Count lines with "tape" in them. Report only the total.

Dataset entries:

§ §

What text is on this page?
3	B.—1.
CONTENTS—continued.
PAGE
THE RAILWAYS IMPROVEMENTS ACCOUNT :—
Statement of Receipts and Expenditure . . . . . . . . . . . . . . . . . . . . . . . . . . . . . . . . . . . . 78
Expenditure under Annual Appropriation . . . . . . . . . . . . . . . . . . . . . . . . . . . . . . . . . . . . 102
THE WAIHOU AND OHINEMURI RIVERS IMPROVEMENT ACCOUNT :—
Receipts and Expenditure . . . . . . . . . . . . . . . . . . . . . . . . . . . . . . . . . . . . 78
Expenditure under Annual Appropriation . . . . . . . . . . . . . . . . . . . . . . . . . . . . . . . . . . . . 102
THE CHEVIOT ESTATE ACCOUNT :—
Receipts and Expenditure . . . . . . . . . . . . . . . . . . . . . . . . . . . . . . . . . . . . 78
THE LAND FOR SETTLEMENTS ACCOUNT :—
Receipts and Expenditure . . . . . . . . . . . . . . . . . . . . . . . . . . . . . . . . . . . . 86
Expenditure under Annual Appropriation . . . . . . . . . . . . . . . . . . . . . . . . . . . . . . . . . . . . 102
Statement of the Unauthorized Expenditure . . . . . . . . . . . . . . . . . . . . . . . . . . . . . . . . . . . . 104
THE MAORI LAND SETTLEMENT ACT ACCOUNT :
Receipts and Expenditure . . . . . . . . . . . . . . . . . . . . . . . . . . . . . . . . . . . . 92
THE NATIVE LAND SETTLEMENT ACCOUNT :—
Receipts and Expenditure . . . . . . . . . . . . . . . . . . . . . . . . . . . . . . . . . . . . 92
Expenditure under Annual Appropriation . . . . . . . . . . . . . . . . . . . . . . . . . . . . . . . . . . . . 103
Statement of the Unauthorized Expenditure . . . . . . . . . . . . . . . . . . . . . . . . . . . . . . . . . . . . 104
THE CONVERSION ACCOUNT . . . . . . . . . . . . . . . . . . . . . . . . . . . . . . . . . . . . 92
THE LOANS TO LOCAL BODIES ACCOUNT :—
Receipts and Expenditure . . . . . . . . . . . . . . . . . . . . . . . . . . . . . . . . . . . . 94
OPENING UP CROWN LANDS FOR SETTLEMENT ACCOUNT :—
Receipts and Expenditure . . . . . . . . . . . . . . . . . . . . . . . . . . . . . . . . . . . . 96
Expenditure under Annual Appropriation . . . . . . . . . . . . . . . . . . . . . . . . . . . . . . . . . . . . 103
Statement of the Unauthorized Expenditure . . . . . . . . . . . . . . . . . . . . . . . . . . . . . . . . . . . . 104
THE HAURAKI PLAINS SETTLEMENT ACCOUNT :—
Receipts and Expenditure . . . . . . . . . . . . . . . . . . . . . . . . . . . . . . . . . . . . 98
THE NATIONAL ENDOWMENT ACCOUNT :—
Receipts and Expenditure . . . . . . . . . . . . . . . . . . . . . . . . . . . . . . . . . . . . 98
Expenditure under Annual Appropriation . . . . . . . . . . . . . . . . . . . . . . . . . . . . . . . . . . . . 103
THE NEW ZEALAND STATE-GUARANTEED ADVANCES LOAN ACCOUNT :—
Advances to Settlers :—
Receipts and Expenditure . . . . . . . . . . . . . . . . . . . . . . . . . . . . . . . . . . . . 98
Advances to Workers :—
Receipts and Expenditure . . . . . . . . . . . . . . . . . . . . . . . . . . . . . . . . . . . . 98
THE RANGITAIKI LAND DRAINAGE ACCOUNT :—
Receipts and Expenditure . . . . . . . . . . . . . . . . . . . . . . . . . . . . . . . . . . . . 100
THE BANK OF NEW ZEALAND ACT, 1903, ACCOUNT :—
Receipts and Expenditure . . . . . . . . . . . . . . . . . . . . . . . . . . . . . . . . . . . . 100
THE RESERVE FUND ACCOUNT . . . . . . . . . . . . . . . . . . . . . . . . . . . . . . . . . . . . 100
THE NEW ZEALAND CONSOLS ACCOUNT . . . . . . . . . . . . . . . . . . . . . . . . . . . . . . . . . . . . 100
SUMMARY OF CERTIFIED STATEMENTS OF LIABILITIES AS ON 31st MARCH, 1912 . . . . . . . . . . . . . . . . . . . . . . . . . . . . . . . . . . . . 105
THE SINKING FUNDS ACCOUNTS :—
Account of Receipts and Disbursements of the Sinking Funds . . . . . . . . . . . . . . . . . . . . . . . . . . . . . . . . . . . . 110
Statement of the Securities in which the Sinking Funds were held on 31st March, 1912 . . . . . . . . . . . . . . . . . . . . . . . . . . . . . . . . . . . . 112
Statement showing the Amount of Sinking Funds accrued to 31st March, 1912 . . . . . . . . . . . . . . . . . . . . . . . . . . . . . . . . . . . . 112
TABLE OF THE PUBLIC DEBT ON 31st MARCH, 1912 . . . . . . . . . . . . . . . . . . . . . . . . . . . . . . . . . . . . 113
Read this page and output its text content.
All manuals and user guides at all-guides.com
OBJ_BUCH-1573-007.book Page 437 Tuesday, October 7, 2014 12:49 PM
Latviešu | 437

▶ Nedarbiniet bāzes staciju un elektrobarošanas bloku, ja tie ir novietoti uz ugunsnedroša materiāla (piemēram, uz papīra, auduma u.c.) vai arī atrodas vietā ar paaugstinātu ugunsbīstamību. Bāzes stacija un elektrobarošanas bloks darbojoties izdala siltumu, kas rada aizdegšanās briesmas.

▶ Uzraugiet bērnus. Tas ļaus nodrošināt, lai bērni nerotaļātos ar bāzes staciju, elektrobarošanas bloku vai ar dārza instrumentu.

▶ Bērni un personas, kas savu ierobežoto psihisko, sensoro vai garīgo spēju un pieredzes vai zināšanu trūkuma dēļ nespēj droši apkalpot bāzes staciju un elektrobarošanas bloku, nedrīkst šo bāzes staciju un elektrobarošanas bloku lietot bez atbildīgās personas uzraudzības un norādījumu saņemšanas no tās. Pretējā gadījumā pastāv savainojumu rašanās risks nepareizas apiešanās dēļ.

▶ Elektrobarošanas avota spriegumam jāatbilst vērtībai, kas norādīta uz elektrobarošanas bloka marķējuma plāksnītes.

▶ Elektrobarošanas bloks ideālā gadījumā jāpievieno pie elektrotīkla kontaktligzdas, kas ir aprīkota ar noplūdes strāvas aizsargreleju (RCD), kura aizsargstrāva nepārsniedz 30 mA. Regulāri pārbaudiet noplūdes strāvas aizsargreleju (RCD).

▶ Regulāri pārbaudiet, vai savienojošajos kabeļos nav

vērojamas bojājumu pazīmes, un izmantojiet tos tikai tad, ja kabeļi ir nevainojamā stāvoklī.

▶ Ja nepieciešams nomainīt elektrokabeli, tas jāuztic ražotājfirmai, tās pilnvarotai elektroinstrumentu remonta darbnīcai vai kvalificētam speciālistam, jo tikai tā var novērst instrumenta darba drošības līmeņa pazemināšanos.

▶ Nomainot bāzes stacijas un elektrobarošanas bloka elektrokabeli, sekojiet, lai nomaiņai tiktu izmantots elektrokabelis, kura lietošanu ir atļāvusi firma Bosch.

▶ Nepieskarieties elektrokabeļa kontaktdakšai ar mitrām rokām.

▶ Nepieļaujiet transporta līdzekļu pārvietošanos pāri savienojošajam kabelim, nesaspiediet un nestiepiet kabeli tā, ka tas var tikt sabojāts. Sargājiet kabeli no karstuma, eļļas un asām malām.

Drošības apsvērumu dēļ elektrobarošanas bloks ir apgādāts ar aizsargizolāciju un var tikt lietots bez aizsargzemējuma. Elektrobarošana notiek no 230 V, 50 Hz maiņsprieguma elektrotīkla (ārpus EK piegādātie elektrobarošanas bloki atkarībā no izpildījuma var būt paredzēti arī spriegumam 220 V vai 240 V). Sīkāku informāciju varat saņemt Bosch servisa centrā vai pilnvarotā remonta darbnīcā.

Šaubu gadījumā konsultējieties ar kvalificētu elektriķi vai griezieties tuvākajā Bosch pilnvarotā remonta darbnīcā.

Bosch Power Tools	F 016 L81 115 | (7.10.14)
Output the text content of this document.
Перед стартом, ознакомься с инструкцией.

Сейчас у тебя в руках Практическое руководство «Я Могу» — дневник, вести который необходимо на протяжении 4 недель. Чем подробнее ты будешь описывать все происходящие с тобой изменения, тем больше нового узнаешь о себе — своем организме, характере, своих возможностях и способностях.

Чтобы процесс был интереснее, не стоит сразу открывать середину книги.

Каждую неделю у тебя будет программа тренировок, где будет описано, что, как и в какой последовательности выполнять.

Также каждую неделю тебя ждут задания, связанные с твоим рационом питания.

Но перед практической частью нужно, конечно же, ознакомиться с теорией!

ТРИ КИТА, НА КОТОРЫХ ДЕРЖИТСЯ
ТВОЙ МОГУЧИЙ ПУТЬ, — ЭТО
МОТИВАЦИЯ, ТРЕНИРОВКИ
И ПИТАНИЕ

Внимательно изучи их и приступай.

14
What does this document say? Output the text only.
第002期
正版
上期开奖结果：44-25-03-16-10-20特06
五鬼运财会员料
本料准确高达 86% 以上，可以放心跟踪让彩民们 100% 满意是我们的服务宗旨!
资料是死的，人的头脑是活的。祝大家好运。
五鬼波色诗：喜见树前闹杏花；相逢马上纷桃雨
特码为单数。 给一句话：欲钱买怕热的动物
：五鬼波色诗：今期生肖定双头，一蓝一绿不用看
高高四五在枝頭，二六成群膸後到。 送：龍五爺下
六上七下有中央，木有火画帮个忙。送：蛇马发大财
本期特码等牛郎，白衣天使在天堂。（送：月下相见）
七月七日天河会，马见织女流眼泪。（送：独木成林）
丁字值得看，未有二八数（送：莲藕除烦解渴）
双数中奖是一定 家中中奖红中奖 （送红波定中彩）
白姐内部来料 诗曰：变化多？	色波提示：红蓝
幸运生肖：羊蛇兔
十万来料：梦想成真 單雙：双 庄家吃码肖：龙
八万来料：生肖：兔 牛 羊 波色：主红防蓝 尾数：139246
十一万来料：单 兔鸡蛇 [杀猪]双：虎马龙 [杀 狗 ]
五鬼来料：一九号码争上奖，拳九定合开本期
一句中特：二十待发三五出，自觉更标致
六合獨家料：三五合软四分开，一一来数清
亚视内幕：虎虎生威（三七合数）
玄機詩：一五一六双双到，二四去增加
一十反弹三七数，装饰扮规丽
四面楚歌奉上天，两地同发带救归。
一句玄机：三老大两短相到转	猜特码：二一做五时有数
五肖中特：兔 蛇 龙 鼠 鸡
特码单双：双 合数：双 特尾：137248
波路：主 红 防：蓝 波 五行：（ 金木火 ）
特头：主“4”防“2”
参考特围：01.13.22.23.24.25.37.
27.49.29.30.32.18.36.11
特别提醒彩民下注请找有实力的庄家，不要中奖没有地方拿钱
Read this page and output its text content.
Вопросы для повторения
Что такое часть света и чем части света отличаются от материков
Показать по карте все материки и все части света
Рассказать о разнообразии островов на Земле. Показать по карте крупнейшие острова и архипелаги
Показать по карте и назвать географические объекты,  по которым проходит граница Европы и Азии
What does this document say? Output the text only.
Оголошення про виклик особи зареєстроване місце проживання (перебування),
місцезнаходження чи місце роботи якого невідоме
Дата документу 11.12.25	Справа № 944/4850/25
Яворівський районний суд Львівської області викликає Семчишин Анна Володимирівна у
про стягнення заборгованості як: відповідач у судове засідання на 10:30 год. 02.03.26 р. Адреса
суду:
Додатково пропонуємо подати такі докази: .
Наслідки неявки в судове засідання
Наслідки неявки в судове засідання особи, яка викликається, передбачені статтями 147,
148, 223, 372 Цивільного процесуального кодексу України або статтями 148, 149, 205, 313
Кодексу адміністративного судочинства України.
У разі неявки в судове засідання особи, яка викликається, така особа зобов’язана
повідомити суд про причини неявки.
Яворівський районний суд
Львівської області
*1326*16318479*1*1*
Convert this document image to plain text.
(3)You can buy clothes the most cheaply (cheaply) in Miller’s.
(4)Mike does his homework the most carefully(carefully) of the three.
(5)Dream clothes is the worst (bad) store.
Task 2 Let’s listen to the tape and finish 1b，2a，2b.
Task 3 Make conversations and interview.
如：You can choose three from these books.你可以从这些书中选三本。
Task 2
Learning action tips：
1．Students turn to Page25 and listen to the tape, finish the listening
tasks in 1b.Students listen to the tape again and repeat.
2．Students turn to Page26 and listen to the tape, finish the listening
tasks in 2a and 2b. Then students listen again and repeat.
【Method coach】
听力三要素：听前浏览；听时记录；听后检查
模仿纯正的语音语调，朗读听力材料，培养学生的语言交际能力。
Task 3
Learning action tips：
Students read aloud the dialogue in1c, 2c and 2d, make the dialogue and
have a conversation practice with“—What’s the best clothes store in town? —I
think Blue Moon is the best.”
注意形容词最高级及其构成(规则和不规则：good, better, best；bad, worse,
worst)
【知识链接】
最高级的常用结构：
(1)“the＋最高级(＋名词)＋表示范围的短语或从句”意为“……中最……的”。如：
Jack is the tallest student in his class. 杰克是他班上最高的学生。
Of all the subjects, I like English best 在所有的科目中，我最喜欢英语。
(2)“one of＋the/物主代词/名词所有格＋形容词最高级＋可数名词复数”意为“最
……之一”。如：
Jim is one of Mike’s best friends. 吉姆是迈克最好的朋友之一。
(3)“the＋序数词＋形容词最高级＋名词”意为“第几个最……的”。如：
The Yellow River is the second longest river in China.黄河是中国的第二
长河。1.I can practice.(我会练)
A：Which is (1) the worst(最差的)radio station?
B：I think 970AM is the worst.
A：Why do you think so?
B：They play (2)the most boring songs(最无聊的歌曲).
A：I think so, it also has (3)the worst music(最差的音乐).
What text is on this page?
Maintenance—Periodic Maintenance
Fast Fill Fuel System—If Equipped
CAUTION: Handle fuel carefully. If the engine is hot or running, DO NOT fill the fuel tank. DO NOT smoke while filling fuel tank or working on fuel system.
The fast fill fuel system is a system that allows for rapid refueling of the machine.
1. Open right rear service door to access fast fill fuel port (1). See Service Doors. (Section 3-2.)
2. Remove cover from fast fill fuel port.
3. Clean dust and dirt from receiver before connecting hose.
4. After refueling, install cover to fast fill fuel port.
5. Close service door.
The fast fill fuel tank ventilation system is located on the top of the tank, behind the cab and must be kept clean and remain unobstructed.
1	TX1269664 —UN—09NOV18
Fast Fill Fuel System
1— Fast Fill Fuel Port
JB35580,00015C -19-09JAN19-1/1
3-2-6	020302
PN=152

§ §

Response for this exercise:
4